Return only the lines starting at the line that contains "Transcribe this image's" and ending with the final line of the listing; include both endpoints.

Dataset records
+ + +
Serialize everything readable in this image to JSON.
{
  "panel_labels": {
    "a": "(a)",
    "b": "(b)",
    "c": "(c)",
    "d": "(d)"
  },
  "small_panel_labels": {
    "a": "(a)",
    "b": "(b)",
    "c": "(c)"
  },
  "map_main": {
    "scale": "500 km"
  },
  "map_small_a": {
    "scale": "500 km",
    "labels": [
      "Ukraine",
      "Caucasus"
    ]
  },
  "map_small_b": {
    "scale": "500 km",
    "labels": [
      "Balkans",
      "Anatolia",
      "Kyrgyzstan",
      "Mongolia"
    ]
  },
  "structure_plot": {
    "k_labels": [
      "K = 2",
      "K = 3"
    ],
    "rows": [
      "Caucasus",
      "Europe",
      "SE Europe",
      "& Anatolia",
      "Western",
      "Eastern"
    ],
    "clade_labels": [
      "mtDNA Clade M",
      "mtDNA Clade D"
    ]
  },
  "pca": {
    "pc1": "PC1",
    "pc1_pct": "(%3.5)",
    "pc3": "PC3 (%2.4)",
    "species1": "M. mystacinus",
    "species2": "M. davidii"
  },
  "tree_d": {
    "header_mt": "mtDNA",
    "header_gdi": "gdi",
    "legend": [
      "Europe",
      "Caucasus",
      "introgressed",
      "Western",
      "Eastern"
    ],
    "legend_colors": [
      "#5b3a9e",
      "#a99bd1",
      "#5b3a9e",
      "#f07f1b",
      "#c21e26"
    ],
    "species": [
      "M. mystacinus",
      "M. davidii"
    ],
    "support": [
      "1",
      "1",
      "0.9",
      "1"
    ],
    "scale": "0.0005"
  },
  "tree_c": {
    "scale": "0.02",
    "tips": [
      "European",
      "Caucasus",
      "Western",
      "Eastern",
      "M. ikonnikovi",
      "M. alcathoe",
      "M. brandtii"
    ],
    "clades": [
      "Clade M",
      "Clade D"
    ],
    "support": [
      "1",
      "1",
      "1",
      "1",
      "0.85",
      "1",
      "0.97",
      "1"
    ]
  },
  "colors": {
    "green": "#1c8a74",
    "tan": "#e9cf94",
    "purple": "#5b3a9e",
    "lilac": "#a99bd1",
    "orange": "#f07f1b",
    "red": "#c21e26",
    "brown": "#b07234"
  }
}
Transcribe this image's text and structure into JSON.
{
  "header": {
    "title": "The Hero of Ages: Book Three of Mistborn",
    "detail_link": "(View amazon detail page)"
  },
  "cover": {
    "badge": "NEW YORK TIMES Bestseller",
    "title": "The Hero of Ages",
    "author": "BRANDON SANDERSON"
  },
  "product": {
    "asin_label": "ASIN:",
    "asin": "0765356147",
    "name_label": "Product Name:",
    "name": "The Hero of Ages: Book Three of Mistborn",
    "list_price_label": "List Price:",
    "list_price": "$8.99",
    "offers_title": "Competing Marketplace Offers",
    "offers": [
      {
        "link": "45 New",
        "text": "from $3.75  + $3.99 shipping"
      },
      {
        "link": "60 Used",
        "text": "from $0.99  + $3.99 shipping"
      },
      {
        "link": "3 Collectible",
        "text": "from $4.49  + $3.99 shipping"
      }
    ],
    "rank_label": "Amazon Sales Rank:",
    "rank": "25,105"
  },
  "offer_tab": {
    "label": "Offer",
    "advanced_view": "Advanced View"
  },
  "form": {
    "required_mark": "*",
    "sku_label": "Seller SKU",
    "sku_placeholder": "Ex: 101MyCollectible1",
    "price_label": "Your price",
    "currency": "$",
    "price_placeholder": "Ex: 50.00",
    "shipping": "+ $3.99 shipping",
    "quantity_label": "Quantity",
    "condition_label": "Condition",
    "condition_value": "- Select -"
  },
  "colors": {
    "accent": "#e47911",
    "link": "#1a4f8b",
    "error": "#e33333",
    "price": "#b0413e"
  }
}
+ + +
FINISHED EXERCISE
Transcribe this image's text and structure into JSON.
{
  "header": {
    "title": "The Hero of Ages: Book Three of Mistborn",
    "detail_link": "(View amazon detail page)"
  },
  "cover": {
    "badge": "NEW YORK TIMES Bestseller",
    "title": "The Hero of Ages",
    "author": "BRANDON SANDERSON"
  },
  "product": {
    "asin_label": "ASIN:",
    "asin": "0765356147",
    "name_label": "Product Name:",
    "name": "The Hero of Ages: Book Three of Mistborn",
    "list_price_label": "List Price:",
    "list_price": "$8.99",
    "offers_title": "Competing Marketplace Offers",
    "offers": [
      {
        "link": "45 New",
        "text": "from $3.75  + $3.99 shipping"
      },
      {
        "link": "60 Used",
        "text": "from $0.99  + $3.99 shipping"
      },
      {
        "link": "3 Collectible",
        "text": "from $4.49  + $3.99 shipping"
      }
    ],
    "rank_label": "Amazon Sales Rank:",
    "rank": "25,105"
  },
  "offer_tab": {
    "label": "Offer",
    "advanced_view": "Advanced View"
  },
  "form": {
    "required_mark": "*",
    "sku_label": "Seller SKU",
    "sku_placeholder": "Ex: 101MyCollectible1",
    "price_label": "Your price",
    "currency": "$",
    "price_placeholder": "Ex: 50.00",
    "shipping": "+ $3.99 shipping",
    "quantity_label": "Quantity",
    "condition_label": "Condition",
    "condition_value": "- Select -"
  },
  "colors": {
    "accent": "#e47911",
    "link": "#1a4f8b",
    "error": "#e33333",
    "price": "#b0413e"
  }
}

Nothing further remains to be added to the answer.